• [Text provided]:
Introduction to Density Estimation


In this IPython notebook, we explore how to represent data by using a density estimate, of which the most simple example is the histogram. After reviewing the advantages and disadvantages of using a histogram, we introduce the kernel density estimate and demonstrate how this method can be used to model a data set. While a density estimate can be an important visualization tool, they are often used to create probabilistic models of the underlying data distribution, and as such, can be used to generate new samples for further analysis. We perform density estimation on the Iris and hand-written digit data used in previous notebooks. First, we will set up this notebook, and introduce the Iris data before performing density estimation on this data.


In [1]:
# Set up notebook

%matplotlib inline

# Standard imports
import numpy as np
import pandas as pd
import matplotlib.pyplot as plt
import seaborn as sns

# We do this to ignore several specific Pandas warnings
import warnings
warnings.filterwarnings("ignore")

sns.set(style="white")

# Load the Iris Data
iris = sns.load_dataset("iris")

Iris Data

In this notebook, we will use the standard Iris classification data set to explore density estimation. The four primary dimensions of the data include Sepal Length, Sepal Width, Petal Length, and Petal Width.

The data set consists of 150 total measurements of three different types of Iris flowers, equally divided between three classes: Iris Setosa, Iris Versicolor, and Iris Virginica. To get started, we will pick one dimension (or feature) in the data set and explore the distribution of the values in this dimension. For simplicity, we will select the Sepal Length feature. On its own, we simply have 150 measurements of this feature. These measurements can be used to visualize the distribution, or they could be used to build a predictive model by assuming that they are samples drawn from the parent distribution for this feature (which in general would be an unknown function).

As a first step, we can simply plot the one-dimensional distribution. Rather than simply plotting the points themselves, it is customary to plot short lines at each location of the points. This type of plot is known as a rug plot due to its similarity to a carpet with the points appearing like carpet fibers. In the following cell, we plot the Sepal Length feature as a rug plot. However, since some measurements have the same value, the initial plot does not represent the full data set. Thus, in the second plot, we add a random jitter to each point to more clearly indicate locations where the density of points is higher.


In [2]:
# We make our own rug plots, wrapping seaborn calls.
# One plot needs jittered points.
jitter = 0.05

# Collect our two data sets
data_iris = []
data_iris.append(iris['sepal_length'].as_matrix())
data_iris.append(iris['sepal_length'].as_matrix() + np.random.normal(0, jitter, len(data_iris[0])))

# Make the plots
fig, axs = plt.subplots(figsize=(10, 4.0), nrows=2, ncols=1, sharex=True)

# Set plot colors and titles
clr = [sns.xkcd_rgb["pale red"], sns.xkcd_rgb["denim blue"]]
ttl = ['Rug Plot', 'Rug Plot (Jittered Points)']

# Make each subplot
for idx, data in enumerate(data_iris):
    sns.rugplot(ax = axs[idx], a=data, height=0.25, c = clr[idx])
    axs[idx].set_yticks([])
    axs[idx].set_xlim(4.0, 8.5)
    axs[idx].set_xlabel('Sepal Length', fontsize=14)

• [Dataset extract]:
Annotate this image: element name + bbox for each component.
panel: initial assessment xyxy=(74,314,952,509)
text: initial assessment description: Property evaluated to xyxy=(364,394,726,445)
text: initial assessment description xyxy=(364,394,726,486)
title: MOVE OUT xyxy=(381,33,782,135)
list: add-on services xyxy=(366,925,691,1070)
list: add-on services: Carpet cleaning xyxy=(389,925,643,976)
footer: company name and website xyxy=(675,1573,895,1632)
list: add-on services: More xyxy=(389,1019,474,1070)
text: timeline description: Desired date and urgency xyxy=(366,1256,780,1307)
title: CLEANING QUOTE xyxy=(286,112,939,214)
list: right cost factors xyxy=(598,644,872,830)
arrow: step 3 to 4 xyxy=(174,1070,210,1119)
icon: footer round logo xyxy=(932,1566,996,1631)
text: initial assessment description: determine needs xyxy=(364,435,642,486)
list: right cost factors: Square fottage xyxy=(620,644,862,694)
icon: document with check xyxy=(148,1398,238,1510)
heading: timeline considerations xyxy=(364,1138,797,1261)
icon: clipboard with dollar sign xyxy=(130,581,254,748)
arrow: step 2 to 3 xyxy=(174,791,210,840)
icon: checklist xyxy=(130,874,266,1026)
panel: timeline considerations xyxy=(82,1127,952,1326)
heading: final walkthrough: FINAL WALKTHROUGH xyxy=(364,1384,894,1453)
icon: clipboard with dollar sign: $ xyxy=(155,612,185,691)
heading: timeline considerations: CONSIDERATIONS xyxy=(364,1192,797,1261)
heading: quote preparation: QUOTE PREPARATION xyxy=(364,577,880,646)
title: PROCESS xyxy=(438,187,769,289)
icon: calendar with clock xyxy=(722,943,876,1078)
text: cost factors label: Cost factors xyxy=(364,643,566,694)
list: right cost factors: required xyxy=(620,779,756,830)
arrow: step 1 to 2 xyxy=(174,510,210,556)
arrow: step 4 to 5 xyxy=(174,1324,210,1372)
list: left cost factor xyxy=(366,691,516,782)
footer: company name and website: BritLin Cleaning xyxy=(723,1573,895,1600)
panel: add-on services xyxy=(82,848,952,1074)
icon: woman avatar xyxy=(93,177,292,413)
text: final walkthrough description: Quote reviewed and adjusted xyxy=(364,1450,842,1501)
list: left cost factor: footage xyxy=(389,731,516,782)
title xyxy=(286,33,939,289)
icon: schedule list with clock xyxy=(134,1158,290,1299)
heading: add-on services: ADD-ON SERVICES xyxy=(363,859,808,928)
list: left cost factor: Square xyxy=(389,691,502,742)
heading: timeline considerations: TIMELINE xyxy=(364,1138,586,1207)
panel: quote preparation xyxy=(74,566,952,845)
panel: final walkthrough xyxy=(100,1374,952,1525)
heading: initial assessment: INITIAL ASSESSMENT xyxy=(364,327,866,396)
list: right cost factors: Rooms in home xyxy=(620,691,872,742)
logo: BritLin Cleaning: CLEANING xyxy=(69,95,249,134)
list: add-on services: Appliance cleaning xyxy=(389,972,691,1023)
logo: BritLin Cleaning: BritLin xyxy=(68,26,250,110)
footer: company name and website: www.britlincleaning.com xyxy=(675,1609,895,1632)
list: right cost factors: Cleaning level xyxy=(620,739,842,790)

• [Your objective]: Name every primary dimension of the Iris data that the density estimation notebook lists. Rely only on the density estimation notebook, not on the lines.

• [Output]: Sepal Length, Sepal Width, Petal Length, Petal Width